#### Exercise materials
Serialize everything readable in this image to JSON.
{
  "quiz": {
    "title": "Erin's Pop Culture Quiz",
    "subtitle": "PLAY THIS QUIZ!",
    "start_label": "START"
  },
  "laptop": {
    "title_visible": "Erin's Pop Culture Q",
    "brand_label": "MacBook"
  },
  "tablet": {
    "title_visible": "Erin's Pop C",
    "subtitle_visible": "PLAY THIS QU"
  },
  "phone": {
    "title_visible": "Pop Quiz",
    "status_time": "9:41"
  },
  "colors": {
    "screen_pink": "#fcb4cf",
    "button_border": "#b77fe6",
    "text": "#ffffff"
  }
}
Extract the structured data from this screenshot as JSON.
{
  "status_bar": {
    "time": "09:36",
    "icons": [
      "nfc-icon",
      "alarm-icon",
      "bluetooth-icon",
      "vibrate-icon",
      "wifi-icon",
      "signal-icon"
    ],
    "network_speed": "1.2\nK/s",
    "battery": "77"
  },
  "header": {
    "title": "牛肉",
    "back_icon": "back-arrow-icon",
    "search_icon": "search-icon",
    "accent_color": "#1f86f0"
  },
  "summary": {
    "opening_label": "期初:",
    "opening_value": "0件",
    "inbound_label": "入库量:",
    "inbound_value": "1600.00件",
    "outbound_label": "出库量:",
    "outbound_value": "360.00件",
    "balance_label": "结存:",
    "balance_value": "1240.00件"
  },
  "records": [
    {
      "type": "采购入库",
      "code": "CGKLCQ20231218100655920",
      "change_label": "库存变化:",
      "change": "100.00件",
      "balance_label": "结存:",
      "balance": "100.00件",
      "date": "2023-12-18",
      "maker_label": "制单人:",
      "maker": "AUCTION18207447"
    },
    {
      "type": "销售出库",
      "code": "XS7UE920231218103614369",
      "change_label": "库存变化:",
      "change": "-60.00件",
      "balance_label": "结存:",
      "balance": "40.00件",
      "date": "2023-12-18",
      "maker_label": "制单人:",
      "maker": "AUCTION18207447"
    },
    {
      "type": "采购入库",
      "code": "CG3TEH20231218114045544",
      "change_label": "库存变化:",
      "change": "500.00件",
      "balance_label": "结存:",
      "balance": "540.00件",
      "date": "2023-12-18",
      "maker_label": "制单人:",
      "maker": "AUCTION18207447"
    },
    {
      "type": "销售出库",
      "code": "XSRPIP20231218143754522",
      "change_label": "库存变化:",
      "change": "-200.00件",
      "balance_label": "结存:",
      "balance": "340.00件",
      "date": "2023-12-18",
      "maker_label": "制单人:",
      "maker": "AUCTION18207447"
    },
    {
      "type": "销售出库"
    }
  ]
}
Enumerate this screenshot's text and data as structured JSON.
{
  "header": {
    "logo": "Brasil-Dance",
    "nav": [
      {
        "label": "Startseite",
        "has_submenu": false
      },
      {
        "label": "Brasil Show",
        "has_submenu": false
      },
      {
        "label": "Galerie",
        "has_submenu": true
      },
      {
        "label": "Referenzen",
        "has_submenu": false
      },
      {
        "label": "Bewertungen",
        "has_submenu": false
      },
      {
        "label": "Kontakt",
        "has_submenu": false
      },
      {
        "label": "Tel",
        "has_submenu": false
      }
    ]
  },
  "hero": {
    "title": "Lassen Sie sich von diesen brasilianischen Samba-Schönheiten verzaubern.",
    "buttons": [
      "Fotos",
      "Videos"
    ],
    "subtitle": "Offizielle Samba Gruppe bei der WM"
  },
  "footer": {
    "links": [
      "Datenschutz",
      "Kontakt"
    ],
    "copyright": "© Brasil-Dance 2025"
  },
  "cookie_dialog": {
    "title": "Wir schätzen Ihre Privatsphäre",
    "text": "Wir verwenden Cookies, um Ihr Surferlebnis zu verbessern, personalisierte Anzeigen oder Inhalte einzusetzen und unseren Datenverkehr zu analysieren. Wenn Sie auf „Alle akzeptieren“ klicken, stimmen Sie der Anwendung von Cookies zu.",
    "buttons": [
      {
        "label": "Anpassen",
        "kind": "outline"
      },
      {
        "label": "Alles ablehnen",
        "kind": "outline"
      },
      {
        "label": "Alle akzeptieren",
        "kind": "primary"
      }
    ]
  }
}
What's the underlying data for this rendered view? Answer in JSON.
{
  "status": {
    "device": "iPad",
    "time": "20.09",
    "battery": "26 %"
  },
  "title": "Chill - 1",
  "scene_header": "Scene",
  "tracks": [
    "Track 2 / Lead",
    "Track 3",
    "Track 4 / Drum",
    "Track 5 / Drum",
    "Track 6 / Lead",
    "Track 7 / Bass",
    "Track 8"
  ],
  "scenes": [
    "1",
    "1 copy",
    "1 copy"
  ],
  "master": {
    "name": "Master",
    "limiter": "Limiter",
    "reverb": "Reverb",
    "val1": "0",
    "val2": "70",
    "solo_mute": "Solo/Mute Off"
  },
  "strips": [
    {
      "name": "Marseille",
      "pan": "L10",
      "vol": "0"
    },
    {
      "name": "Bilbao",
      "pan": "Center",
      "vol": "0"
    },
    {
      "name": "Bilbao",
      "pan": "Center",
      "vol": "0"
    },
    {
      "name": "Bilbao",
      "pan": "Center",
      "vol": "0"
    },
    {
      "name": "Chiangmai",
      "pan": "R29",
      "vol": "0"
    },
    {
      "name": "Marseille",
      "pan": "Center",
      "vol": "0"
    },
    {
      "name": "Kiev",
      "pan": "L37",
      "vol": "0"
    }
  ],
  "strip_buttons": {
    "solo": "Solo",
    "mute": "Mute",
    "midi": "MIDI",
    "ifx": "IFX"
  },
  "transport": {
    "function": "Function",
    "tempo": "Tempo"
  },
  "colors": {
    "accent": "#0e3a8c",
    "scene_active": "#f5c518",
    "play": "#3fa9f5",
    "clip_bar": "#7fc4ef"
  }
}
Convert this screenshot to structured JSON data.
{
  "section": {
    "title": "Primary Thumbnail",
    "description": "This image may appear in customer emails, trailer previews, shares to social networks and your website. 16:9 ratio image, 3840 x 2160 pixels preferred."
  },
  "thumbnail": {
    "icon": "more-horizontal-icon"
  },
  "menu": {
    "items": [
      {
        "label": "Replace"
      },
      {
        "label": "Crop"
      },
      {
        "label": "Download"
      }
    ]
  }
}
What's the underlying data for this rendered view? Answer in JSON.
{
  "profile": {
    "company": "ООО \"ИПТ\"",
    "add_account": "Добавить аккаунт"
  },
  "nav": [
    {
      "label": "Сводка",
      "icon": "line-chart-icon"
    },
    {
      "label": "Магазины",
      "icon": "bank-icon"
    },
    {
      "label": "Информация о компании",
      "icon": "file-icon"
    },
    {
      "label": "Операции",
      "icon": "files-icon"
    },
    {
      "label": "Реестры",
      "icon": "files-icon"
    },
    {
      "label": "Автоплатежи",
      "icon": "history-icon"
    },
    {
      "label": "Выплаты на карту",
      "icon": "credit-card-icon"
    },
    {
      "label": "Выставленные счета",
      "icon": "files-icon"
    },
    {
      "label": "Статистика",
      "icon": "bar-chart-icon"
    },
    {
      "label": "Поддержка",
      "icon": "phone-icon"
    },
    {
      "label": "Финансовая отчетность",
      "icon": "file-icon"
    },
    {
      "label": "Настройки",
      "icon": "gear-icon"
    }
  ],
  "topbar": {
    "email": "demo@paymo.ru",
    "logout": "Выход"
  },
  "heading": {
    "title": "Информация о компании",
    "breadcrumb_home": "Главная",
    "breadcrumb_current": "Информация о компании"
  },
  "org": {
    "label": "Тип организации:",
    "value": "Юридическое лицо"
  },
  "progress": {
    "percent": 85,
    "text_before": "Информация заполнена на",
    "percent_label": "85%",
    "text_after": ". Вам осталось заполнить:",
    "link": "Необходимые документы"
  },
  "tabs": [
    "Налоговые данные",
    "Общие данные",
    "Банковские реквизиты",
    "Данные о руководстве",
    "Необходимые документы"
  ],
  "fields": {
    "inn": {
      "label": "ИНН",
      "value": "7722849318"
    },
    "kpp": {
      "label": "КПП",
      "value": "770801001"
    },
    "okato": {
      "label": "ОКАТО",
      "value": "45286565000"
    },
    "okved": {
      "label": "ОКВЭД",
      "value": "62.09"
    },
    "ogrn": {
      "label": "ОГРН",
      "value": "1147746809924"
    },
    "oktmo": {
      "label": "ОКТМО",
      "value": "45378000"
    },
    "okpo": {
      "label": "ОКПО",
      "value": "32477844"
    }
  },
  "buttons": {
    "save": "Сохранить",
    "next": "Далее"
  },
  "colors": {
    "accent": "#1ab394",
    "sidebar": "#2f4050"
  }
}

#### What the task requires
Scan the records for the string "data". Copy each line in which it appears.

#### Solution for this exercise
Extract the structured data from this screenshot as JSON.
Enumerate this screenshot's text and data as structured JSON.
What's the underlying data for this rendered view? Answer in JSON.
Convert this screenshot to structured JSON data.
What's the underlying data for this rendered view? Answer in JSON.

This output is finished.